-- start of DATA PROVIDED --

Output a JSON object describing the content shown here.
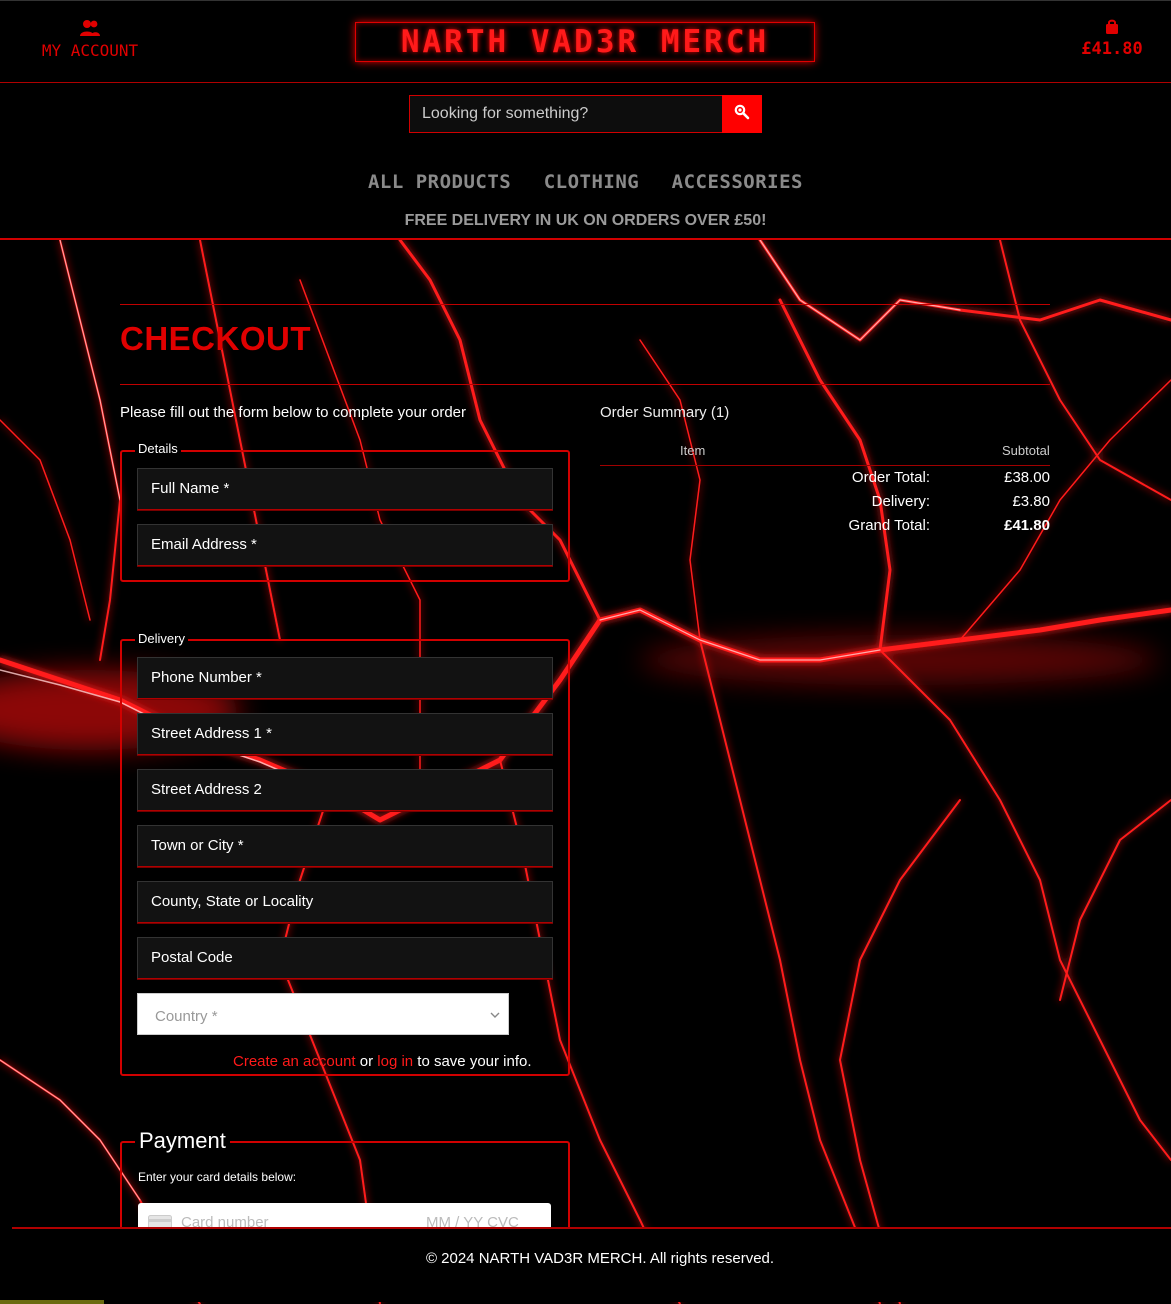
{
  "header": {
    "account_label": "MY ACCOUNT",
    "logo_text": "NARTH VAD3R MERCH",
    "basket_total": "£41.80",
    "search_placeholder": "Looking for something?",
    "nav": [
      "ALL PRODUCTS",
      "CLOTHING",
      "ACCESSORIES"
    ],
    "delivery_banner": "FREE DELIVERY IN UK ON ORDERS OVER £50!"
  },
  "checkout": {
    "title": "CHECKOUT",
    "intro": "Please fill out the form below to complete your order",
    "details": {
      "legend": "Details",
      "fields": [
        "Full Name *",
        "Email Address *"
      ]
    },
    "delivery": {
      "legend": "Delivery",
      "fields": [
        "Phone Number *",
        "Street Address 1 *",
        "Street Address 2",
        "Town or City *",
        "County, State or Locality",
        "Postal Code"
      ],
      "country_placeholder": "Country *",
      "save_note": {
        "create_link": "Create an account",
        "or": " or ",
        "login_link": "log in",
        "rest": " to save your info."
      }
    },
    "payment": {
      "legend": "Payment",
      "subtitle": "Enter your card details below:",
      "card_placeholder": "Card number",
      "card_extra": "MM / YY  CVC"
    }
  },
  "summary": {
    "title": "Order Summary (1)",
    "col_item": "Item",
    "col_subtotal": "Subtotal",
    "rows": [
      {
        "label": "Order Total:",
        "value": "£38.00"
      },
      {
        "label": "Delivery:",
        "value": "£3.80"
      },
      {
        "label": "Grand Total:",
        "value": "£41.80"
      }
    ]
  },
  "footer": {
    "text": "© 2024 NARTH VAD3R MERCH. All rights reserved."
  },
  "colors": {
    "accent": "#e00000",
    "background": "#000000"
  }
}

-- end of DATA PROVIDED --

Transcribe each entry precisely as given, leaving the pictures out.

◆ **WORKED ANSWER**:
Output a JSON object describing the content shown here.
{
  "header": {
    "account_label": "MY ACCOUNT",
    "logo_text": "NARTH VAD3R MERCH",
    "basket_total": "£41.80",
    "search_placeholder": "Looking for something?",
    "nav": [
      "ALL PRODUCTS",
      "CLOTHING",
      "ACCESSORIES"
    ],
    "delivery_banner": "FREE DELIVERY IN UK ON ORDERS OVER £50!"
  },
  "checkout": {
    "title": "CHECKOUT",
    "intro": "Please fill out the form below to complete your order",
    "details": {
      "legend": "Details",
      "fields": [
        "Full Name *",
        "Email Address *"
      ]
    },
    "delivery": {
      "legend": "Delivery",
      "fields": [
        "Phone Number *",
        "Street Address 1 *",
        "Street Address 2",
        "Town or City *",
        "County, State or Locality",
        "Postal Code"
      ],
      "country_placeholder": "Country *",
      "save_note": {
        "create_link": "Create an account",
        "or": " or ",
        "login_link": "log in",
        "rest": " to save your info."
      }
    },
    "payment": {
      "legend": "Payment",
      "subtitle": "Enter your card details below:",
      "card_placeholder": "Card number",
      "card_extra": "MM / YY  CVC"
    }
  },
  "summary": {
    "title": "Order Summary (1)",
    "col_item": "Item",
    "col_subtotal": "Subtotal",
    "rows": [
      {
        "label": "Order Total:",
        "value": "£38.00"
      },
      {
        "label": "Delivery:",
        "value": "£3.80"
      },
      {
        "label": "Grand Total:",
        "value": "£41.80"
      }
    ]
  },
  "footer": {
    "text": "© 2024 NARTH VAD3R MERCH. All rights reserved."
  },
  "colors": {
    "accent": "#e00000",
    "background": "#000000"
  }
}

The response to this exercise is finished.